--- Listed records ---
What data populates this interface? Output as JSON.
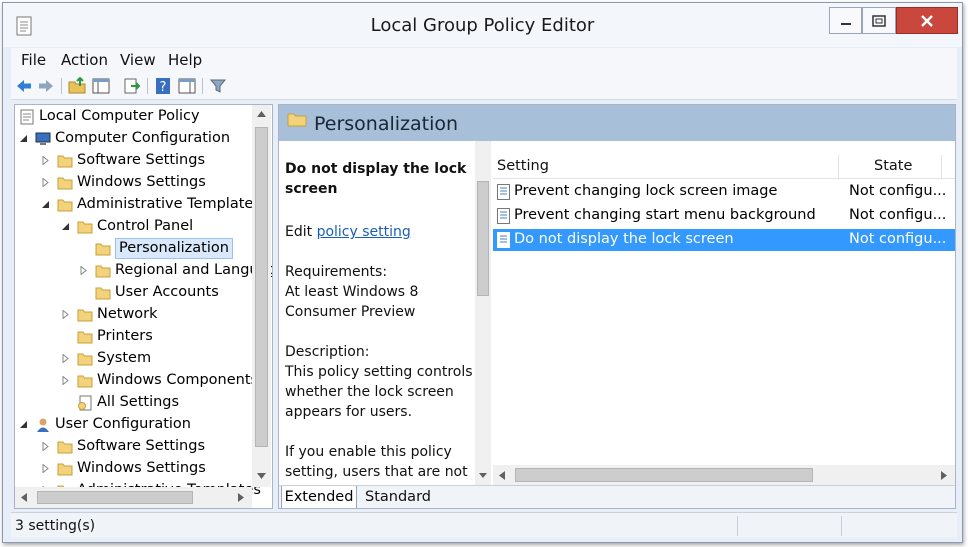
{
  "window": {
    "title": "Local Group Policy Editor"
  },
  "menu": [
    "File",
    "Action",
    "View",
    "Help"
  ],
  "toolbar": {
    "icons": [
      "back-icon",
      "forward-icon",
      "up-folder-icon",
      "show-hide-tree-icon",
      "export-list-icon",
      "help-icon",
      "show-hide-action-pane-icon",
      "filter-icon"
    ]
  },
  "tree": {
    "items": [
      {
        "label": "Local Computer Policy",
        "level": 0,
        "expander": "none",
        "icon": "policy-doc-icon"
      },
      {
        "label": "Computer Configuration",
        "level": 1,
        "expander": "expanded",
        "icon": "computer-icon"
      },
      {
        "label": "Software Settings",
        "level": 2,
        "expander": "collapsed",
        "icon": "folder-icon"
      },
      {
        "label": "Windows Settings",
        "level": 2,
        "expander": "collapsed",
        "icon": "folder-icon"
      },
      {
        "label": "Administrative Templates",
        "level": 2,
        "expander": "expanded",
        "icon": "folder-icon"
      },
      {
        "label": "Control Panel",
        "level": 3,
        "expander": "expanded",
        "icon": "folder-icon"
      },
      {
        "label": "Personalization",
        "level": 4,
        "expander": "none",
        "icon": "folder-icon",
        "selected": true
      },
      {
        "label": "Regional and Language",
        "level": 4,
        "expander": "collapsed",
        "icon": "folder-icon"
      },
      {
        "label": "User Accounts",
        "level": 4,
        "expander": "none",
        "icon": "folder-icon"
      },
      {
        "label": "Network",
        "level": 3,
        "expander": "collapsed",
        "icon": "folder-icon"
      },
      {
        "label": "Printers",
        "level": 3,
        "expander": "none",
        "icon": "folder-icon"
      },
      {
        "label": "System",
        "level": 3,
        "expander": "collapsed",
        "icon": "folder-icon"
      },
      {
        "label": "Windows Components",
        "level": 3,
        "expander": "collapsed",
        "icon": "folder-icon"
      },
      {
        "label": "All Settings",
        "level": 3,
        "expander": "none",
        "icon": "all-settings-icon"
      },
      {
        "label": "User Configuration",
        "level": 1,
        "expander": "expanded",
        "icon": "user-icon"
      },
      {
        "label": "Software Settings",
        "level": 2,
        "expander": "collapsed",
        "icon": "folder-icon"
      },
      {
        "label": "Windows Settings",
        "level": 2,
        "expander": "collapsed",
        "icon": "folder-icon"
      },
      {
        "label": "Administrative Templates",
        "level": 2,
        "expander": "collapsed",
        "icon": "folder-icon"
      }
    ]
  },
  "section": {
    "heading": "Personalization"
  },
  "description": {
    "title": "Do not display the lock screen",
    "edit_prefix": "Edit ",
    "edit_link": "policy setting ",
    "requirements_label": "Requirements:",
    "requirements_value": "At least Windows 8 Consumer Preview",
    "description_label": "Description:",
    "description_text": "This policy setting controls whether the lock screen appears for users.",
    "enable_text": "If you enable this policy setting, users that are not"
  },
  "settings_list": {
    "columns": [
      "Setting",
      "State"
    ],
    "rows": [
      {
        "name": "Prevent changing lock screen image",
        "state": "Not configu..."
      },
      {
        "name": "Prevent changing start menu background",
        "state": "Not configu..."
      },
      {
        "name": "Do not display the lock screen",
        "state": "Not configu...",
        "selected": true
      }
    ]
  },
  "tabs": [
    "Extended",
    "Standard"
  ],
  "status": {
    "text": "3 setting(s)"
  },
  "colors": {
    "selection": "#3399ff",
    "section_header": "#a8bfd9",
    "close_button": "#c9473c"
  }
}
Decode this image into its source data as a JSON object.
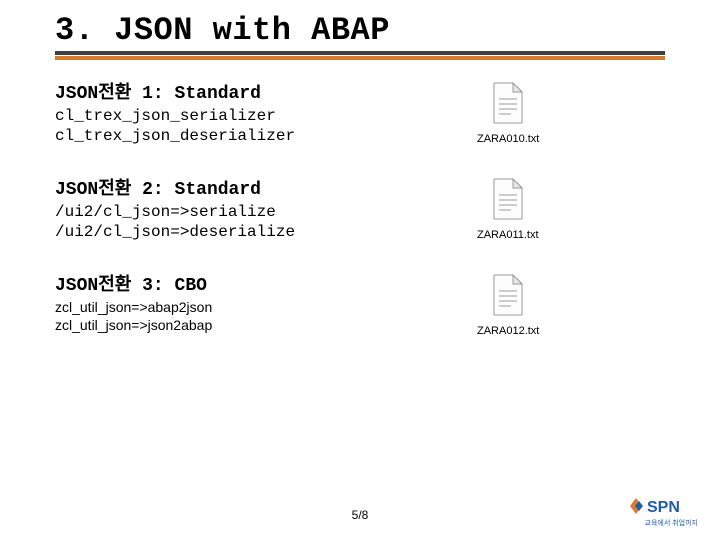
---
• [Problem] Transcribe the listing in full and omit the pictures.

• [Response to the task]
What data populates this interface? Output as JSON.
{
  "window": {
    "title": "Local Group Policy Editor"
  },
  "menu": [
    "File",
    "Action",
    "View",
    "Help"
  ],
  "toolbar": {
    "icons": [
      "back-icon",
      "forward-icon",
      "up-folder-icon",
      "show-hide-tree-icon",
      "export-list-icon",
      "help-icon",
      "show-hide-action-pane-icon",
      "filter-icon"
    ]
  },
  "tree": {
    "items": [
      {
        "label": "Local Computer Policy",
        "level": 0,
        "expander": "none",
        "icon": "policy-doc-icon"
      },
      {
        "label": "Computer Configuration",
        "level": 1,
        "expander": "expanded",
        "icon": "computer-icon"
      },
      {
        "label": "Software Settings",
        "level": 2,
        "expander": "collapsed",
        "icon": "folder-icon"
      },
      {
        "label": "Windows Settings",
        "level": 2,
        "expander": "collapsed",
        "icon": "folder-icon"
      },
      {
        "label": "Administrative Templates",
        "level": 2,
        "expander": "expanded",
        "icon": "folder-icon"
      },
      {
        "label": "Control Panel",
        "level": 3,
        "expander": "expanded",
        "icon": "folder-icon"
      },
      {
        "label": "Personalization",
        "level": 4,
        "expander": "none",
        "icon": "folder-icon",
        "selected": true
      },
      {
        "label": "Regional and Language",
        "level": 4,
        "expander": "collapsed",
        "icon": "folder-icon"
      },
      {
        "label": "User Accounts",
        "level": 4,
        "expander": "none",
        "icon": "folder-icon"
      },
      {
        "label": "Network",
        "level": 3,
        "expander": "collapsed",
        "icon": "folder-icon"
      },
      {
        "label": "Printers",
        "level": 3,
        "expander": "none",
        "icon": "folder-icon"
      },
      {
        "label": "System",
        "level": 3,
        "expander": "collapsed",
        "icon": "folder-icon"
      },
      {
        "label": "Windows Components",
        "level": 3,
        "expander": "collapsed",
        "icon": "folder-icon"
      },
      {
        "label": "All Settings",
        "level": 3,
        "expander": "none",
        "icon": "all-settings-icon"
      },
      {
        "label": "User Configuration",
        "level": 1,
        "expander": "expanded",
        "icon": "user-icon"
      },
      {
        "label": "Software Settings",
        "level": 2,
        "expander": "collapsed",
        "icon": "folder-icon"
      },
      {
        "label": "Windows Settings",
        "level": 2,
        "expander": "collapsed",
        "icon": "folder-icon"
      },
      {
        "label": "Administrative Templates",
        "level": 2,
        "expander": "collapsed",
        "icon": "folder-icon"
      }
    ]
  },
  "section": {
    "heading": "Personalization"
  },
  "description": {
    "title": "Do not display the lock screen",
    "edit_prefix": "Edit ",
    "edit_link": "policy setting ",
    "requirements_label": "Requirements:",
    "requirements_value": "At least Windows 8 Consumer Preview",
    "description_label": "Description:",
    "description_text": "This policy setting controls whether the lock screen appears for users.",
    "enable_text": "If you enable this policy setting, users that are not"
  },
  "settings_list": {
    "columns": [
      "Setting",
      "State"
    ],
    "rows": [
      {
        "name": "Prevent changing lock screen image",
        "state": "Not configu..."
      },
      {
        "name": "Prevent changing start menu background",
        "state": "Not configu..."
      },
      {
        "name": "Do not display the lock screen",
        "state": "Not configu...",
        "selected": true
      }
    ]
  },
  "tabs": [
    "Extended",
    "Standard"
  ],
  "status": {
    "text": "3 setting(s)"
  },
  "colors": {
    "selection": "#3399ff",
    "section_header": "#a8bfd9",
    "close_button": "#c9473c"
  }
}
Decode this image into its source data as a JSON object.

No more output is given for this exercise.